WORK REQUIRED - Format the lines of the entries below as a JSON list of strings, one per line, omitting blank lines. Start at the first line of the entries and end with the line that contains "panel-border [100,250,301,451]", including both.

Spatial layout data

==========

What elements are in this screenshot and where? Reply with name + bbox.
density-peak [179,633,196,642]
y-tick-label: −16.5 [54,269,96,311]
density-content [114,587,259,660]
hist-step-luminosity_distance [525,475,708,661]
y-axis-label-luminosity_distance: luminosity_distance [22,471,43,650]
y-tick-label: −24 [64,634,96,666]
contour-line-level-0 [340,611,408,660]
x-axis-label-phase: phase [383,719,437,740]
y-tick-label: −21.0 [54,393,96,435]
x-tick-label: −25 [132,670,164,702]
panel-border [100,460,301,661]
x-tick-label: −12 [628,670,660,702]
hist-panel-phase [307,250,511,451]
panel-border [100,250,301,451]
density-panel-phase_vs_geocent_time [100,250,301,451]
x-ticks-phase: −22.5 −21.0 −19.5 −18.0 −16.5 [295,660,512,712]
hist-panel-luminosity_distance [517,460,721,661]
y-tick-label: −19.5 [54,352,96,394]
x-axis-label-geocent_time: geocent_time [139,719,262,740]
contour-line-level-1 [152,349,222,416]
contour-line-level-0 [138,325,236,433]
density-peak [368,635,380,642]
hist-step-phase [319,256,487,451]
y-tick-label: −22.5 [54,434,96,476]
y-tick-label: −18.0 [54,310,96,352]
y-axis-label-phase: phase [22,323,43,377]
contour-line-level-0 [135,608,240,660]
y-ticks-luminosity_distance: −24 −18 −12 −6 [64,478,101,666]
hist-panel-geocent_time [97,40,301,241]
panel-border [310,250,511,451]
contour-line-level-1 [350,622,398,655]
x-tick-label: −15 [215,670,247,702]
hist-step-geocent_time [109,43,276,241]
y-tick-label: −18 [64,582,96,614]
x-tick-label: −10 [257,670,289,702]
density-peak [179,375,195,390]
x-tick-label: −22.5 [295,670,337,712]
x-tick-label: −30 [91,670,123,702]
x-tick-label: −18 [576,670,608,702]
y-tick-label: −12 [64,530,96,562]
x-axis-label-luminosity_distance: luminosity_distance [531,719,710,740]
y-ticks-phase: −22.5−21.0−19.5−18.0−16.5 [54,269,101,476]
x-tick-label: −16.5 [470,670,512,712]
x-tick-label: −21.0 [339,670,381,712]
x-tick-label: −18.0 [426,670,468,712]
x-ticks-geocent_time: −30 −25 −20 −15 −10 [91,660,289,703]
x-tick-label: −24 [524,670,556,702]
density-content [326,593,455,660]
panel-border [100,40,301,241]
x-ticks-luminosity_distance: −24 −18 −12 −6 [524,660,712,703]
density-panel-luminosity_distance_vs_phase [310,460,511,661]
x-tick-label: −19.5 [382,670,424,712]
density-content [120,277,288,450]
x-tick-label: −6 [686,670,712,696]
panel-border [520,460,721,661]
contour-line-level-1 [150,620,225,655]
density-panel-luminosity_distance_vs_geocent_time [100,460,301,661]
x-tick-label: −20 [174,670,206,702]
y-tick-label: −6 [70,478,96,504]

==========

RESPONSE -
[
  "What elements are in this screenshot and where? Reply with name + bbox.",
  "density-peak [179,633,196,642]",
  "y-tick-label: −16.5 [54,269,96,311]",
  "density-content [114,587,259,660]",
  "hist-step-luminosity_distance [525,475,708,661]",
  "y-axis-label-luminosity_distance: luminosity_distance [22,471,43,650]",
  "y-tick-label: −24 [64,634,96,666]",
  "contour-line-level-0 [340,611,408,660]",
  "x-axis-label-phase: phase [383,719,437,740]",
  "y-tick-label: −21.0 [54,393,96,435]",
  "x-tick-label: −25 [132,670,164,702]",
  "panel-border [100,460,301,661]",
  "x-tick-label: −12 [628,670,660,702]",
  "hist-panel-phase [307,250,511,451]",
  "panel-border [100,250,301,451]"
]